_WHAT YOU SHOULD DO:_
Every record here should be printed again exactly.

_EXERCISE MATERIALS:_
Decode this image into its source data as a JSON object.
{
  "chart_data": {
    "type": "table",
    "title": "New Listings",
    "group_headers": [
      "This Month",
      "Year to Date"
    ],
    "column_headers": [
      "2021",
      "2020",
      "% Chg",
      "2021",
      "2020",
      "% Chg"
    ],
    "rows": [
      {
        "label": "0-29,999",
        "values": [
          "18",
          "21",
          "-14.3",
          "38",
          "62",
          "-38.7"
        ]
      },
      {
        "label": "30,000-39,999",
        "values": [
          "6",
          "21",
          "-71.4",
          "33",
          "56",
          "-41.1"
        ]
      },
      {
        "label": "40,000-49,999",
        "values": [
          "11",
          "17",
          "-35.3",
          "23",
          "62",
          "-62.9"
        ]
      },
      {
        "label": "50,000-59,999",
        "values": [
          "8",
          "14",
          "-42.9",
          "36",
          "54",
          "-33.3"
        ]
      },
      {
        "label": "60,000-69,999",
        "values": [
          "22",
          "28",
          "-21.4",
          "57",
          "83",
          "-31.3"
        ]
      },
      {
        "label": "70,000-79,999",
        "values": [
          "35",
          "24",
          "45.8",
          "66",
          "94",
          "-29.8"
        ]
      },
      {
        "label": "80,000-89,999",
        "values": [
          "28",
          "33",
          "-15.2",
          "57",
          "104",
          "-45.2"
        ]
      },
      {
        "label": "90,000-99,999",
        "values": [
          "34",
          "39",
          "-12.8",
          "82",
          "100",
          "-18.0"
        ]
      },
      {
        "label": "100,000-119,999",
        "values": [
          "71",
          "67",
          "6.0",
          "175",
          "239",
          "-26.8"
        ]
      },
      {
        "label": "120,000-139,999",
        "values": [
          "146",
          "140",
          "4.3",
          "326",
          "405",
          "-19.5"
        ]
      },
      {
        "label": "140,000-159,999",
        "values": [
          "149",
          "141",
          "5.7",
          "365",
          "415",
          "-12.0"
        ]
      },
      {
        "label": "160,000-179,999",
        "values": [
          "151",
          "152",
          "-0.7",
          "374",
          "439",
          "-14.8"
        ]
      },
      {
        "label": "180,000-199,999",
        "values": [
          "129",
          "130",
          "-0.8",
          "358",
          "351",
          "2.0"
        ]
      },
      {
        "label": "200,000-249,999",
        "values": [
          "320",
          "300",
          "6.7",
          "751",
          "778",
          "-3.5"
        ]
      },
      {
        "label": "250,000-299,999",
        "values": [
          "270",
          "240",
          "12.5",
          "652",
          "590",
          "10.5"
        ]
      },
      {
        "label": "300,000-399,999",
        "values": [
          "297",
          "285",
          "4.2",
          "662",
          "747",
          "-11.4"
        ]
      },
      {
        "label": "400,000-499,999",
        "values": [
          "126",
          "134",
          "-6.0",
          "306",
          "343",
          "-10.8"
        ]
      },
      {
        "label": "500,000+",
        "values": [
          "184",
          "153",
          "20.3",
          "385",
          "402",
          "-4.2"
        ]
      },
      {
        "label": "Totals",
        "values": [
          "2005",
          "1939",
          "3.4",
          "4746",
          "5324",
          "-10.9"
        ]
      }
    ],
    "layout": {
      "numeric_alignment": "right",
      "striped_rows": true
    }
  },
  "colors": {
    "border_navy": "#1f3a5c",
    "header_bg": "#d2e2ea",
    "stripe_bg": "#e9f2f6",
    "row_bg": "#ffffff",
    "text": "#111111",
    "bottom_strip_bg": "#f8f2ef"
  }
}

_FINISHED EXERCISE:_
Decode this image into its source data as a JSON object.
{
  "chart_data": {
    "type": "table",
    "title": "New Listings",
    "group_headers": [
      "This Month",
      "Year to Date"
    ],
    "column_headers": [
      "2021",
      "2020",
      "% Chg",
      "2021",
      "2020",
      "% Chg"
    ],
    "rows": [
      {
        "label": "0-29,999",
        "values": [
          "18",
          "21",
          "-14.3",
          "38",
          "62",
          "-38.7"
        ]
      },
      {
        "label": "30,000-39,999",
        "values": [
          "6",
          "21",
          "-71.4",
          "33",
          "56",
          "-41.1"
        ]
      },
      {
        "label": "40,000-49,999",
        "values": [
          "11",
          "17",
          "-35.3",
          "23",
          "62",
          "-62.9"
        ]
      },
      {
        "label": "50,000-59,999",
        "values": [
          "8",
          "14",
          "-42.9",
          "36",
          "54",
          "-33.3"
        ]
      },
      {
        "label": "60,000-69,999",
        "values": [
          "22",
          "28",
          "-21.4",
          "57",
          "83",
          "-31.3"
        ]
      },
      {
        "label": "70,000-79,999",
        "values": [
          "35",
          "24",
          "45.8",
          "66",
          "94",
          "-29.8"
        ]
      },
      {
        "label": "80,000-89,999",
        "values": [
          "28",
          "33",
          "-15.2",
          "57",
          "104",
          "-45.2"
        ]
      },
      {
        "label": "90,000-99,999",
        "values": [
          "34",
          "39",
          "-12.8",
          "82",
          "100",
          "-18.0"
        ]
      },
      {
        "label": "100,000-119,999",
        "values": [
          "71",
          "67",
          "6.0",
          "175",
          "239",
          "-26.8"
        ]
      },
      {
        "label": "120,000-139,999",
        "values": [
          "146",
          "140",
          "4.3",
          "326",
          "405",
          "-19.5"
        ]
      },
      {
        "label": "140,000-159,999",
        "values": [
          "149",
          "141",
          "5.7",
          "365",
          "415",
          "-12.0"
        ]
      },
      {
        "label": "160,000-179,999",
        "values": [
          "151",
          "152",
          "-0.7",
          "374",
          "439",
          "-14.8"
        ]
      },
      {
        "label": "180,000-199,999",
        "values": [
          "129",
          "130",
          "-0.8",
          "358",
          "351",
          "2.0"
        ]
      },
      {
        "label": "200,000-249,999",
        "values": [
          "320",
          "300",
          "6.7",
          "751",
          "778",
          "-3.5"
        ]
      },
      {
        "label": "250,000-299,999",
        "values": [
          "270",
          "240",
          "12.5",
          "652",
          "590",
          "10.5"
        ]
      },
      {
        "label": "300,000-399,999",
        "values": [
          "297",
          "285",
          "4.2",
          "662",
          "747",
          "-11.4"
        ]
      },
      {
        "label": "400,000-499,999",
        "values": [
          "126",
          "134",
          "-6.0",
          "306",
          "343",
          "-10.8"
        ]
      },
      {
        "label": "500,000+",
        "values": [
          "184",
          "153",
          "20.3",
          "385",
          "402",
          "-4.2"
        ]
      },
      {
        "label": "Totals",
        "values": [
          "2005",
          "1939",
          "3.4",
          "4746",
          "5324",
          "-10.9"
        ]
      }
    ],
    "layout": {
      "numeric_alignment": "right",
      "striped_rows": true
    }
  },
  "colors": {
    "border_navy": "#1f3a5c",
    "header_bg": "#d2e2ea",
    "stripe_bg": "#e9f2f6",
    "row_bg": "#ffffff",
    "text": "#111111",
    "bottom_strip_bg": "#f8f2ef"
  }
}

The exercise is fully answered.